What needs to be done:
Check each line of the data for "trabalho" and select those that have it.

Task input:
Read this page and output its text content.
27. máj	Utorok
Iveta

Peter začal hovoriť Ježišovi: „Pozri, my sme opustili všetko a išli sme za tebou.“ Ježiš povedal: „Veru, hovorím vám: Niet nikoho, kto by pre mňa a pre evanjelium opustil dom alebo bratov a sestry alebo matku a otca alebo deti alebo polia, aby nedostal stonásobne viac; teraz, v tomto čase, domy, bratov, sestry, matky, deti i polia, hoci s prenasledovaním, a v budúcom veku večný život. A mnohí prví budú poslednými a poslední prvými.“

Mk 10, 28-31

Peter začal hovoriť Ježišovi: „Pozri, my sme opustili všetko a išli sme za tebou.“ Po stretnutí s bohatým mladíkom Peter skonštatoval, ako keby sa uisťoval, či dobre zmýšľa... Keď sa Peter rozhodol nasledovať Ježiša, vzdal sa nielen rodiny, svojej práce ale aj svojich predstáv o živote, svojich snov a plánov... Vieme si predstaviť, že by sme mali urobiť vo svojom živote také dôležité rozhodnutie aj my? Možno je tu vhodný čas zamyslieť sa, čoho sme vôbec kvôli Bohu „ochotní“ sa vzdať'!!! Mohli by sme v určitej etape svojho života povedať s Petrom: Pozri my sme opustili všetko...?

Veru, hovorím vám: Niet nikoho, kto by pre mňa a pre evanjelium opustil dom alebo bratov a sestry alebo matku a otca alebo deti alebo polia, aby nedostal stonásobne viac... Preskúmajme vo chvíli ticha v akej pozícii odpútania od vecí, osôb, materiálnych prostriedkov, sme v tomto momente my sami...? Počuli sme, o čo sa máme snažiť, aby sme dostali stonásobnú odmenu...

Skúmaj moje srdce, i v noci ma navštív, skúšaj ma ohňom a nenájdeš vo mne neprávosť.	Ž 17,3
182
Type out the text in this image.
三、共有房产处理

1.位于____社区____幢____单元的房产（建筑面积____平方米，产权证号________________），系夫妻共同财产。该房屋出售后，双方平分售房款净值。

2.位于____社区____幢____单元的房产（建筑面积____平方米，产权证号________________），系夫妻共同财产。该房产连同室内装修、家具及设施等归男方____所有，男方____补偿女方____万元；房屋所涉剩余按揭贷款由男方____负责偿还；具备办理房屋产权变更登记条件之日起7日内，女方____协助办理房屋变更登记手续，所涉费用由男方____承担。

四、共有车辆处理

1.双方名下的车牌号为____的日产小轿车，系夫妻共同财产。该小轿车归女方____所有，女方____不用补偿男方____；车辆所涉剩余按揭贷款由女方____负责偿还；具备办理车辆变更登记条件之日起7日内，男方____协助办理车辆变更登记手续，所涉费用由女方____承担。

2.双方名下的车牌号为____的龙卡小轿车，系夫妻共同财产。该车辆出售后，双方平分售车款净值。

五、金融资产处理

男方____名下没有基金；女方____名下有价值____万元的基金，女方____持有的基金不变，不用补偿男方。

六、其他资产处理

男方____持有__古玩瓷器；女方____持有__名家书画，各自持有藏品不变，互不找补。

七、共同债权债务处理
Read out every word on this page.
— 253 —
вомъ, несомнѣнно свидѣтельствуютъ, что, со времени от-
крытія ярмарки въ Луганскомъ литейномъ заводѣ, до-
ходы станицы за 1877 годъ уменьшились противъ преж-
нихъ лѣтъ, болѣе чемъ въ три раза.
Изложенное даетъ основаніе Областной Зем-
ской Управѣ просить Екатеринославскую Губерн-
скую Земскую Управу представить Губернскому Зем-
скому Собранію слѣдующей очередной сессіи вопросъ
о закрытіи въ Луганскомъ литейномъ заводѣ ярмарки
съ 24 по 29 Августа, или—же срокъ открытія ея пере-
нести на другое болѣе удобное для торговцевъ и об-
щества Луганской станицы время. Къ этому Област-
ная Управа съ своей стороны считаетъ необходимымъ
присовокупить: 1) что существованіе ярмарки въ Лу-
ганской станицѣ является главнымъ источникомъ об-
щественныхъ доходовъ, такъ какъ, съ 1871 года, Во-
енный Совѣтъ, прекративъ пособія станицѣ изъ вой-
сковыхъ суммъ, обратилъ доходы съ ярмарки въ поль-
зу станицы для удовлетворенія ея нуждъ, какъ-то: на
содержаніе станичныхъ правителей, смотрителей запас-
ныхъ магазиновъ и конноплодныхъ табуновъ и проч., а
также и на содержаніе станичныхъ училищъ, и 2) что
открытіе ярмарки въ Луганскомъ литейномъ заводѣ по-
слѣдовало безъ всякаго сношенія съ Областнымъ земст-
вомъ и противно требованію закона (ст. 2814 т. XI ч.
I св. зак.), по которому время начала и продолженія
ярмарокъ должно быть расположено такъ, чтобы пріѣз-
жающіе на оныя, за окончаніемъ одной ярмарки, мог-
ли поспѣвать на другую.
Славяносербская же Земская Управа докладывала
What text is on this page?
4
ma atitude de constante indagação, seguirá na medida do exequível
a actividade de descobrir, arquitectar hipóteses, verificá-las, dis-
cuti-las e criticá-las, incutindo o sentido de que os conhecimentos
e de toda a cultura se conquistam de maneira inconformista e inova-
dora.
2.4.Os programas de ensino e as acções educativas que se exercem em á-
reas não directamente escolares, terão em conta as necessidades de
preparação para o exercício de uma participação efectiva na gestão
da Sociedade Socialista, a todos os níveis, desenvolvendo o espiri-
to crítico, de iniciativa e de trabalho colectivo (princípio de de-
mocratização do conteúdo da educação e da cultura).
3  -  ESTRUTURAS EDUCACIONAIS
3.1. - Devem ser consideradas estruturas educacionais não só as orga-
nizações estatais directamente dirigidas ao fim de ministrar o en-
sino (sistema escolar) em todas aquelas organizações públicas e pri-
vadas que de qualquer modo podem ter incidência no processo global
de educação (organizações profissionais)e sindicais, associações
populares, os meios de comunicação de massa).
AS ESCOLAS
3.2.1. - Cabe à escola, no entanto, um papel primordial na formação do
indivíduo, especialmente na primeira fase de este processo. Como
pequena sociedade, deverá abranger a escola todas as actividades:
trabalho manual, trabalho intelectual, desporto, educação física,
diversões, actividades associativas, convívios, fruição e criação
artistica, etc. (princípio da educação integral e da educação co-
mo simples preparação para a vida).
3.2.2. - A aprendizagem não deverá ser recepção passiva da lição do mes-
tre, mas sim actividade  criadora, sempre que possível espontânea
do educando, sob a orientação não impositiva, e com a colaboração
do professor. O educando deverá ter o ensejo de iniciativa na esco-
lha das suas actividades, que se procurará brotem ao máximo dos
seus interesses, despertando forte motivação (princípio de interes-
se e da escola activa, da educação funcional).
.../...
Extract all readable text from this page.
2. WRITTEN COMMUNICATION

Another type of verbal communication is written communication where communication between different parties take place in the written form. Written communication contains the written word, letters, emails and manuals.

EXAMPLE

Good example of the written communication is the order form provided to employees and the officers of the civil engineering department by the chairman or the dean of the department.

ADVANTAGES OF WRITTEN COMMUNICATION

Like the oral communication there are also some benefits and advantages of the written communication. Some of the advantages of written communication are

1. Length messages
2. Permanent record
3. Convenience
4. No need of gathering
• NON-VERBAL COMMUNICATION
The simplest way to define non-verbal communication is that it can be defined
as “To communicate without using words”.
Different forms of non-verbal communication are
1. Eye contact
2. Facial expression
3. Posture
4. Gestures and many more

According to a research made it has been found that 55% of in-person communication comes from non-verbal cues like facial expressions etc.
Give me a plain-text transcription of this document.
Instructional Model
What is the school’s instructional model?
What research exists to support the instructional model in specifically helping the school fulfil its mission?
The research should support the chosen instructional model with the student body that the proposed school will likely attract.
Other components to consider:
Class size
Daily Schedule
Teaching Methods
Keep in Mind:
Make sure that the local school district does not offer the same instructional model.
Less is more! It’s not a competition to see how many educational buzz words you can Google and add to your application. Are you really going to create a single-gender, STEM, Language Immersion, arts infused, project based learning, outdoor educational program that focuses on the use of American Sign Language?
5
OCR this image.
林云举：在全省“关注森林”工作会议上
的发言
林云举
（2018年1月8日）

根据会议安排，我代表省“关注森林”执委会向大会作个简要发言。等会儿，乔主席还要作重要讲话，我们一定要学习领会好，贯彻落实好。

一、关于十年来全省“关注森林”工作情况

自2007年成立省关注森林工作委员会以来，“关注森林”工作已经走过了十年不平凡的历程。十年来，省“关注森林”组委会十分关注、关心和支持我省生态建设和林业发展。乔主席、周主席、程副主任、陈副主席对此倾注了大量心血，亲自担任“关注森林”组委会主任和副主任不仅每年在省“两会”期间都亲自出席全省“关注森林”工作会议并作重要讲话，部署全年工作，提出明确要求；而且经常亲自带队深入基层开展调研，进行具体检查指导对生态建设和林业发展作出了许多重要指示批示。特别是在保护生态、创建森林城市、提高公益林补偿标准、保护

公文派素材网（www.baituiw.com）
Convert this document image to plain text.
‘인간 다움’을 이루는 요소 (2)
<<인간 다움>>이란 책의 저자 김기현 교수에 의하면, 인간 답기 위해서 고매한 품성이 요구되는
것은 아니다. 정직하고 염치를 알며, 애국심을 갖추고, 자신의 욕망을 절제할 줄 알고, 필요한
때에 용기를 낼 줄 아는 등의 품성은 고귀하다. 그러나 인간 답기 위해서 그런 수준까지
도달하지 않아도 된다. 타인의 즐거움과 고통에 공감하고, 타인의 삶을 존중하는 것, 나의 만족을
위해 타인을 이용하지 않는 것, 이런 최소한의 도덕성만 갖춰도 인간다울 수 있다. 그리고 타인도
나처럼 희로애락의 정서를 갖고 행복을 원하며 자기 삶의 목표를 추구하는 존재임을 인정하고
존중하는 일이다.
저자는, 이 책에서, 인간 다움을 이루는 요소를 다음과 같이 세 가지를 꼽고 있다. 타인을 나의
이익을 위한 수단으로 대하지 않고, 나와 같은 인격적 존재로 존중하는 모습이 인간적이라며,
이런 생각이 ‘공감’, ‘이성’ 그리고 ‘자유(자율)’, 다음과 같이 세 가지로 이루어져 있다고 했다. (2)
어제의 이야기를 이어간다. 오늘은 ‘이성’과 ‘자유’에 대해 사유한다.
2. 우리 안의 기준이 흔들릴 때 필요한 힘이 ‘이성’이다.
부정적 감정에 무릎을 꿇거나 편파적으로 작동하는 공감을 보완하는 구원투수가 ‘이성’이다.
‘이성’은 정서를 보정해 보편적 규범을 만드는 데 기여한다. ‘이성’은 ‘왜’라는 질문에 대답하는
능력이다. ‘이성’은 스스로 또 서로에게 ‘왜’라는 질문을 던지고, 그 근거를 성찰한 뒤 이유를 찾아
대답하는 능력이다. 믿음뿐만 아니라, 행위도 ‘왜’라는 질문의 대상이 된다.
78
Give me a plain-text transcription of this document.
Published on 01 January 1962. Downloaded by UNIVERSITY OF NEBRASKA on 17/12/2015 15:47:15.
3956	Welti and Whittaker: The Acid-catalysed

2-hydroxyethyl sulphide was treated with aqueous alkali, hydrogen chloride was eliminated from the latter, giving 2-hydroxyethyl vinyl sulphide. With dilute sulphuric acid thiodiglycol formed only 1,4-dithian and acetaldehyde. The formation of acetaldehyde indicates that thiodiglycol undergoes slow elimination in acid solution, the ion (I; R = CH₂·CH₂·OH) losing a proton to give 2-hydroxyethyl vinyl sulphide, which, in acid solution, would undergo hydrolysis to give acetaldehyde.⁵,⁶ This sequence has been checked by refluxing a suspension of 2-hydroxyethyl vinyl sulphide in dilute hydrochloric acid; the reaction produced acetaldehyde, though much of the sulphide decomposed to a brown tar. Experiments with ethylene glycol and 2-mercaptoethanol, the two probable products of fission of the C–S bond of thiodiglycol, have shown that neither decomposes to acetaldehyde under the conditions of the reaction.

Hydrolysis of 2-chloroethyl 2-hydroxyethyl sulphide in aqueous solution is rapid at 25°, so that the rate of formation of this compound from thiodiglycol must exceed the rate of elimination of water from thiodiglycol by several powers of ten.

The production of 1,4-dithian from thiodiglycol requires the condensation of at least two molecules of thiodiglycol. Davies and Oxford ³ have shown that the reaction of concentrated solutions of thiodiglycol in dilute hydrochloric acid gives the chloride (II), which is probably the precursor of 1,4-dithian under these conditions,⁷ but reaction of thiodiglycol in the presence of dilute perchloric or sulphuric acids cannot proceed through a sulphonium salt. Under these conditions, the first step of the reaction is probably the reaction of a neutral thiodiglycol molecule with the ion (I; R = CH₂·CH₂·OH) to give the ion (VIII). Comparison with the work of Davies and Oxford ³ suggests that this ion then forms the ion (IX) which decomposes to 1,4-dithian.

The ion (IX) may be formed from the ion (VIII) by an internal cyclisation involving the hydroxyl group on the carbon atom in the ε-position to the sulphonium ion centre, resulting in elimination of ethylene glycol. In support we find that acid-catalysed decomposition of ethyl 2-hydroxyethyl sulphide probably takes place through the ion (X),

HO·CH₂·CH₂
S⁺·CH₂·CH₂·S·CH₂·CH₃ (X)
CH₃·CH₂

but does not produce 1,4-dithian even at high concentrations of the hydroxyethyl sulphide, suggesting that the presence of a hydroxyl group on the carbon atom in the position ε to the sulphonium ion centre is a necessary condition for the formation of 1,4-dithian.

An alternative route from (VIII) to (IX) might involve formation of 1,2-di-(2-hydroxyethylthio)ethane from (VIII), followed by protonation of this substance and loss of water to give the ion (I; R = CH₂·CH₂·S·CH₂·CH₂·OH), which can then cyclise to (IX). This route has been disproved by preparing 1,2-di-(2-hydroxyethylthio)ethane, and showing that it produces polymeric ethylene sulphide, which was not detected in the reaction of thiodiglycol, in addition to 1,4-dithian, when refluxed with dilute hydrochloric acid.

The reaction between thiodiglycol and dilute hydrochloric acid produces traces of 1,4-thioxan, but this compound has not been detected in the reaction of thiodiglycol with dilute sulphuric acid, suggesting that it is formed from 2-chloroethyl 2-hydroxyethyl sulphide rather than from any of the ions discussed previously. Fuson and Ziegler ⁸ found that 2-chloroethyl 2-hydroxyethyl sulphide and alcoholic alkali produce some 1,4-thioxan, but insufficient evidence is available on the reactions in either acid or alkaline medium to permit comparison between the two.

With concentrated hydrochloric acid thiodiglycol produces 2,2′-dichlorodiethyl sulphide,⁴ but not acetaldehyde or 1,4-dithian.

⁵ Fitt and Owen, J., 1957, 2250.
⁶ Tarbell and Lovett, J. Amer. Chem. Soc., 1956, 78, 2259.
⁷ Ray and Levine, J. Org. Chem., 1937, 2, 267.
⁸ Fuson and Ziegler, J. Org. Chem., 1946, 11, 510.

Solution to the exercise:
to crítico, de iniciativa e de trabalho colectivo (princípio de de-
trabalho manual, trabalho intelectual, desporto, educação física,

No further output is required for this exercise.